> **Set problem**:
Every line of the records below should be restated exactly.

> **Supplied material**:
+-------+

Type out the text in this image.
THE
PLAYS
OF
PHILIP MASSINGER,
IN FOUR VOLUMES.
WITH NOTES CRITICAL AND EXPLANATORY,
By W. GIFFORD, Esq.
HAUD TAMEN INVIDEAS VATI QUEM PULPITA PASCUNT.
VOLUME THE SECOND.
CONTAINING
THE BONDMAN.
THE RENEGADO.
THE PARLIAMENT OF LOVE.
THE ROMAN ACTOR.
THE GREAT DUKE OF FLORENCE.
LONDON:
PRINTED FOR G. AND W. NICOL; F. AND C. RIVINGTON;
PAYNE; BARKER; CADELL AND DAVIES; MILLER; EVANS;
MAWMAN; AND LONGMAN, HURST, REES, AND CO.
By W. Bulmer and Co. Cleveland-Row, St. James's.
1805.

+-------+

> **Reply**:
Type out the text in this image.
THE
PLAYS
OF
PHILIP MASSINGER,
IN FOUR VOLUMES.
WITH NOTES CRITICAL AND EXPLANATORY,
By W. GIFFORD, Esq.
HAUD TAMEN INVIDEAS VATI QUEM PULPITA PASCUNT.
VOLUME THE SECOND.
CONTAINING
THE BONDMAN.
THE RENEGADO.
THE PARLIAMENT OF LOVE.
THE ROMAN ACTOR.
THE GREAT DUKE OF FLORENCE.
LONDON:
PRINTED FOR G. AND W. NICOL; F. AND C. RIVINGTON;
PAYNE; BARKER; CADELL AND DAVIES; MILLER; EVANS;
MAWMAN; AND LONGMAN, HURST, REES, AND CO.
By W. Bulmer and Co. Cleveland-Row, St. James's.
1805.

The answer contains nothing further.